Nearly two decades ago, Boeing (NYSE:BA) "lost" the fighter jet market.
When the Pentagon named Lockheed Martin and not Boeing the winner of the Joint Strike Fighter program in 2001, it ensured that Lockheed, not Boeing, would build the plane that would become known as the F-35, and handed Lockheed the most valuable weapons program in the world.
And that's OK. Turns out Boeing may be onto an idea that's even bigger than the F-35.
Drones, drones, drones
Former Chairman of the U.S. Joint Chiefs of Staff Admiral Mike Mullen once called the F-35 "the last manned fighter" jet that the U.S. would ever build. The future of aerial warfare, meanwhile, is looking more and more likely to be a future dominated by drones -- and as we're increasingly seeing, this is a future that Boeing aims to dominate.
Consider the evidence. In 2018 Boeing beat out several rivals (Lockheed among them) to win an $805 million development contract to design a fleet of MQ-25A Stingray carrier-based drones for the U.S. Navy. A few months later we learned that Boeing was among three finalists in a U.S. Army project to find a replacement for the venerable RQ-7 Shadow drone (currently built by Textron). One month later Boeing unveiled a project to develop jet-powered "wingman" drones to fly alongside Air Force fighter jets on combat missions.
And just one week ago we learned that Boeing has won a $390 million Pentagon contract to supply 173 small unmanned aerial vehicles to the U.S. and foreign militaries.
What's in the box
The Pentagon announced Boeing's latest contract in its digest of defense contracts awarded on June 28. Technically awarded to Boeing drone subsidiary Insitu, the contract describes the sale of "up to 63 RQ-21A attrition air vehicles" (i.e. drones) to the U.S. Navy and U.S. Marine Corps, of 17 more RQ-21As to "foreign military sales ... customers ... including the governments of Canada, Poland and Oman," along with the sale of "up to 93 ScanEagle UASs in various configurations."
At an average cost of roughly $2.25 million per drone, each of these sales can be expected to generate something on the order of $155,000 of profit for Boeing at the 6.9% operating profit margin common within the company's defense division (according to data from S&P Global Market Intelligence).

→ **MATERIAL SUPPLIED**
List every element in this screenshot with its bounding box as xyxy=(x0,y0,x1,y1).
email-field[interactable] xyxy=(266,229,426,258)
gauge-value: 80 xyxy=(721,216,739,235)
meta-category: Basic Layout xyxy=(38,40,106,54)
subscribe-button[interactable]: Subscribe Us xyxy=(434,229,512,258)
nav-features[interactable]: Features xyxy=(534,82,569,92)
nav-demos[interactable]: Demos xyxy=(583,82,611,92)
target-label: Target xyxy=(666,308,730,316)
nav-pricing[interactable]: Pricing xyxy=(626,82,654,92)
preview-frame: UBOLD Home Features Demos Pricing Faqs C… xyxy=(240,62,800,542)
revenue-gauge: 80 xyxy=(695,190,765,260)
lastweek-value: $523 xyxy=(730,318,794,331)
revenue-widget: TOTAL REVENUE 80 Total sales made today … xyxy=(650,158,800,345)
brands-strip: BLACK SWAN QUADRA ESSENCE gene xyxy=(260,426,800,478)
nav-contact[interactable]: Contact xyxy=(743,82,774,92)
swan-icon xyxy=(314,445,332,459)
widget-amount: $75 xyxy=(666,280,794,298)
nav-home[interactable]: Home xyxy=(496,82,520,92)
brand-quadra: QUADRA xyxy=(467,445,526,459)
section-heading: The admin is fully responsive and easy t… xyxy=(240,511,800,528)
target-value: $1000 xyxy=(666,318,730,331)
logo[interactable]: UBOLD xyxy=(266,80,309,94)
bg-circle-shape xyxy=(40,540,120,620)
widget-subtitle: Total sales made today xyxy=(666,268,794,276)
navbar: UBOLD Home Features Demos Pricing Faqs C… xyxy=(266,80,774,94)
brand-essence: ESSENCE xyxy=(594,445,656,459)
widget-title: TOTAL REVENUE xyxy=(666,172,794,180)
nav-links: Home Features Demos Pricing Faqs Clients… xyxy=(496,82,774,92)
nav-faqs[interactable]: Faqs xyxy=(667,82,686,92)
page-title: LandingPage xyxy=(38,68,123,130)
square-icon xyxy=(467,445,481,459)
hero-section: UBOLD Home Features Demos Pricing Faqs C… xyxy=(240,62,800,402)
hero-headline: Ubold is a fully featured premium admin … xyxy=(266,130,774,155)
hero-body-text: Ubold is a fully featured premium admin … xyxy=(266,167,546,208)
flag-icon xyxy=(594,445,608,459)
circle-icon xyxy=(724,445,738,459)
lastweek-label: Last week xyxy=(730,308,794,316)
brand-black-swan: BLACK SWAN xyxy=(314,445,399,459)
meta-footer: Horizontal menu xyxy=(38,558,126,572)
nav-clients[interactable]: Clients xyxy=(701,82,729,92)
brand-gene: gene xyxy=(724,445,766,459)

→ **TASKS TO COMPLETE**
[a] Quote the stretch of the Boeing drone article from "When the Pentagon" through "aims to dominate.".
[b] Extend the article about Boeing's drone contracts, picking up right after its final sentence.
The records are separate material and have no connection to the article on Boeing's drone programs.

→ **SOLVED PROBLEMS**
[a]
When the Pentagon named Lockheed Martin and not Boeing the winner of the Joint Strike Fighter program in 2001, it ensured that Lockheed, not Boeing, would build the plane that would become known as the F-35, and handed Lockheed the most valuable weapons program in the world.
And that's OK. Turns out Boeing may be onto an idea that's even bigger than the F-35.
Drones, drones, drones
Former Chairman of the U.S. Joint Chiefs of Staff Admiral Mike Mullen once called the F-35 "the last manned fighter" jet that the U.S. would ever build. The future of aerial warfare, meanwhile, is looking more and more likely to be a future dominated by drones -- and as we're increasingly seeing, this is a future that Boeing aims to dominate.

[b]
These are not new customers for Boeing. The company's ScanEagles have been in service with the Marines since 2004, and with the Navy since 2005. The newer Blackjack has achieved "program of record" status with the Navy and Marines under their "Small Tactical Unmanned Aircraft System" program. Even so, this is a large increase in the deployment of these systems -- one of the largest "small" UAV contracts I've seen come out of the DoD in some while.
For context, Boeing's smaller rival AeroVironment (NASDAQ:AVAV) is generally considered the most popular manufacturer of small UAVs for the military -- but its contract wins tend to be on the order of just $10 million or $20 million in size.
What this means for AeroVironment
That being said, to allay concerns among AeroVironment investors, I wouldn't necessarily count Boeing's gain here as AeroVironment's loss.
With a 10-foot wingspan and weighing 40 points at takeoff (launched from a small catapult), the ScanEagle is classed as a "Group 2" (medium size) UAV under the Defense Department's drone classification system. The Blackjack is even larger. Its 16-foot wingspan and maximum takeoff weight of 135 pounds place it squarely within "Group 3" (large drones).
Both of the Boeing drones therefore dwarf AeroVironment's ubiquitous "Group 1" hand-launched Raven drone, which weighs in at just four pounds, three ounces with a three-foot wingspan. They're simply not in the same class, and don't compete with each other.
Long story short, there's more than enough room for both companies to succeed in this market. And with Boeing's share of the fighter jet market now sharply limited by Lockheed's success with the F-35, it really needs to succeed in drones if it's to have much of a future as a defense company.